DESCRIPTION OF THE TASK
Count the lines below containing "niet". Number only.

[Dataset records of document pages]
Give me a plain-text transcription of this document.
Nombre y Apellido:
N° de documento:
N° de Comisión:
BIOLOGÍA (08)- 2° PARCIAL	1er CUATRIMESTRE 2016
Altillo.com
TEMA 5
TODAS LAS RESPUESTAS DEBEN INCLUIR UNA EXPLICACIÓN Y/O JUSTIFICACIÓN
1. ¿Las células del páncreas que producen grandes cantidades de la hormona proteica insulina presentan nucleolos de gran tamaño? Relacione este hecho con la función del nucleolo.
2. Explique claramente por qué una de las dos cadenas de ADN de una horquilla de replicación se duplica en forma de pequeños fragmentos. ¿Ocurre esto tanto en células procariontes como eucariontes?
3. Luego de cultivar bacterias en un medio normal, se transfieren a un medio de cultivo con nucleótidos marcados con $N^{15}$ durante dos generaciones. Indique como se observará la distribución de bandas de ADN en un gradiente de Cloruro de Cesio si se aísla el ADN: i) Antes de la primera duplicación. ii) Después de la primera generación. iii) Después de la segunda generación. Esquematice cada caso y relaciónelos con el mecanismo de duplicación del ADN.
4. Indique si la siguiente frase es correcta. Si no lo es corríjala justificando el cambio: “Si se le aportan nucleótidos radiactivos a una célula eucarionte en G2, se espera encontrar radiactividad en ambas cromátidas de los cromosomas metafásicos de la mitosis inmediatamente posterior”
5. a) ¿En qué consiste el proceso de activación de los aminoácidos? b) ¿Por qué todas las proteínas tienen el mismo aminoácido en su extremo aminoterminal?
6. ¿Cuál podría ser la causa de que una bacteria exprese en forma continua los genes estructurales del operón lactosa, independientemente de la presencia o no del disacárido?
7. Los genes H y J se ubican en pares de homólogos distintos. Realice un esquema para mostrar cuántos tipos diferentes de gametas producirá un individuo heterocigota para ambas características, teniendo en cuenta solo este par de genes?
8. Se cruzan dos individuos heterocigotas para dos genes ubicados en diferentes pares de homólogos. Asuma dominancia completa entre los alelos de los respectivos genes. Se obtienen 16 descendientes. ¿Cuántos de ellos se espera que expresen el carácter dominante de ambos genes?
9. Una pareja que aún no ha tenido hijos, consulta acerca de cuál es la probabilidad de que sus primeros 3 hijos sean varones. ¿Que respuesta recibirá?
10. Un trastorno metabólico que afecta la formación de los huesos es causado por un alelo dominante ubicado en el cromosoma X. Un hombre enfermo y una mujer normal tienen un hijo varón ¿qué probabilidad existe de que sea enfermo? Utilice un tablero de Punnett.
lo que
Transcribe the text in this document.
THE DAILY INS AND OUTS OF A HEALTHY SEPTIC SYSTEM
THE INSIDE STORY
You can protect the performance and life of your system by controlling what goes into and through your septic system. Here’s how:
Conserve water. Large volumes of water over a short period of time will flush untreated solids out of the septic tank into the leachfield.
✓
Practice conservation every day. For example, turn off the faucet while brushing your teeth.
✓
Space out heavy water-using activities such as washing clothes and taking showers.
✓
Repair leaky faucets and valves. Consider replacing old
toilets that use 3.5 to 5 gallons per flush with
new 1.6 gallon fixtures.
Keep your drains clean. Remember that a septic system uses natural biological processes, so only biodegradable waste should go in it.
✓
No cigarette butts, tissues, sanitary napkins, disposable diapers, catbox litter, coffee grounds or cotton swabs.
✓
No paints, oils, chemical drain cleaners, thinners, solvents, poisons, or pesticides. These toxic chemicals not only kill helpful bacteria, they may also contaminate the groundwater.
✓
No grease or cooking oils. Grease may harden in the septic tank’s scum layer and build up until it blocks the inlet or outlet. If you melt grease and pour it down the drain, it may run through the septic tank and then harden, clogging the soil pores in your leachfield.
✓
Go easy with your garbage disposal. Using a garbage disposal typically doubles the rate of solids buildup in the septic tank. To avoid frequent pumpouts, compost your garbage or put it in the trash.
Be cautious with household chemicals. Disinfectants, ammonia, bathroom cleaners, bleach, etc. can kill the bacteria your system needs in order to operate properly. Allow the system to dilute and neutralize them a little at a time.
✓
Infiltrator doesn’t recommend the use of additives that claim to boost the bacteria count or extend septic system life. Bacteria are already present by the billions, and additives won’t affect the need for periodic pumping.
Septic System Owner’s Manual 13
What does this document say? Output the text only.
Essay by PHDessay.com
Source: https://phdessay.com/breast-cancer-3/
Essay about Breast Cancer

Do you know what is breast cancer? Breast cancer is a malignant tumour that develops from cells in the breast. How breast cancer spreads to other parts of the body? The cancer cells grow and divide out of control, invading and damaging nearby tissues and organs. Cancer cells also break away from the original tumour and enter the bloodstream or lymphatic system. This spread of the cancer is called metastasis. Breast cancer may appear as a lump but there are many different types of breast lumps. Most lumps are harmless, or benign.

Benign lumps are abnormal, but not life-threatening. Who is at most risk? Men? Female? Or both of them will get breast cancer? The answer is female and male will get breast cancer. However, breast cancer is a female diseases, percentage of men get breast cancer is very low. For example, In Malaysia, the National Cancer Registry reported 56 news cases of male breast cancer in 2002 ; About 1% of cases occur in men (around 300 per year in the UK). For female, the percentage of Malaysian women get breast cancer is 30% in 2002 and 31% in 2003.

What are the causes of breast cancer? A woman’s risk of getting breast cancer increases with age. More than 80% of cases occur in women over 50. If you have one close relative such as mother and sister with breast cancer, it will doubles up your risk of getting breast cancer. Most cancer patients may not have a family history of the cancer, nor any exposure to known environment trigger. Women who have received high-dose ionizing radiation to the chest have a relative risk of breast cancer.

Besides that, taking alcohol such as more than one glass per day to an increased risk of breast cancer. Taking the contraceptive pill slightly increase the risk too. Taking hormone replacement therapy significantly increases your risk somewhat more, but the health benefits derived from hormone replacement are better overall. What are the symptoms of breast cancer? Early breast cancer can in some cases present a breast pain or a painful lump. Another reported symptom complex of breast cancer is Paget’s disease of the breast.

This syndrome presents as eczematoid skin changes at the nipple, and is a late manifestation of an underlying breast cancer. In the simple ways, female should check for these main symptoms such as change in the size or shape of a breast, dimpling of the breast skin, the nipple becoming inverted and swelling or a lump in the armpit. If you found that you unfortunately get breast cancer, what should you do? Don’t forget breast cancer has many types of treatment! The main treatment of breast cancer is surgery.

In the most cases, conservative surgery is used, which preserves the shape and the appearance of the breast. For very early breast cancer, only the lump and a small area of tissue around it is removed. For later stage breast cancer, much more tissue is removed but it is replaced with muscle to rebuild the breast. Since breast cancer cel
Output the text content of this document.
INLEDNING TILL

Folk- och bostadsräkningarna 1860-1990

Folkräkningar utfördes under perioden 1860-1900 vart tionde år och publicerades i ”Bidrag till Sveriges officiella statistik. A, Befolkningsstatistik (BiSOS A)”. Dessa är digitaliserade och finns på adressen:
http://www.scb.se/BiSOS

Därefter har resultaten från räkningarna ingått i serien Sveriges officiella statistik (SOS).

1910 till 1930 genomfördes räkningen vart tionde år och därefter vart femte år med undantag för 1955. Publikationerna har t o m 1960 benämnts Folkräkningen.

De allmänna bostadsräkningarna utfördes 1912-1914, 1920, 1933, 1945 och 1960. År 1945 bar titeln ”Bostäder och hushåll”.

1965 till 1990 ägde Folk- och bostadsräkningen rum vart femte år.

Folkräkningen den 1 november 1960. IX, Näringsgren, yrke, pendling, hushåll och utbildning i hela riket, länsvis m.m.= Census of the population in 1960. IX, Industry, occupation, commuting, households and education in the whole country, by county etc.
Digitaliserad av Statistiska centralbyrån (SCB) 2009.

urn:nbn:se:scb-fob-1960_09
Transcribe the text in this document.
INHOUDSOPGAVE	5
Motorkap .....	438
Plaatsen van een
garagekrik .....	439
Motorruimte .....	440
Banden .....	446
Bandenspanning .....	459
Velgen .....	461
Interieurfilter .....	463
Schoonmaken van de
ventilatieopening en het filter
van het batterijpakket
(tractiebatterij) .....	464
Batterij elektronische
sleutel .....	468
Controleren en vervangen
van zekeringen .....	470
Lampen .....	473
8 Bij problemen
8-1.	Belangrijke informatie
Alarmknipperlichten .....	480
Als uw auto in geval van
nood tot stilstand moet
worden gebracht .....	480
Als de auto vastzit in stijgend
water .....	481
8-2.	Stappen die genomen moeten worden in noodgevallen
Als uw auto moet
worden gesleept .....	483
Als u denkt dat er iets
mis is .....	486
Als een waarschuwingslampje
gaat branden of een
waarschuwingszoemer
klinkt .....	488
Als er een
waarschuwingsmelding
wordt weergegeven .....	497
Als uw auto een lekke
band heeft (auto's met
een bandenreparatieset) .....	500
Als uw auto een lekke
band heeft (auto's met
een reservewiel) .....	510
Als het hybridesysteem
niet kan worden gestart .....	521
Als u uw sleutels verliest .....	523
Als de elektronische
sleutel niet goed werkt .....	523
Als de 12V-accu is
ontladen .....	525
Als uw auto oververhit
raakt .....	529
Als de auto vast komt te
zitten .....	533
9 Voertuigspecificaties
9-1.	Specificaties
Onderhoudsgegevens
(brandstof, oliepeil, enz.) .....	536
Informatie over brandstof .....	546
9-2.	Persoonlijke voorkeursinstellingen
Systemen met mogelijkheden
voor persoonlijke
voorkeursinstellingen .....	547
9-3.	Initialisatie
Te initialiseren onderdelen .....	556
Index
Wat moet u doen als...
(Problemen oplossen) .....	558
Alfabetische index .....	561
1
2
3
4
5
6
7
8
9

EXERCISE ANSWER
2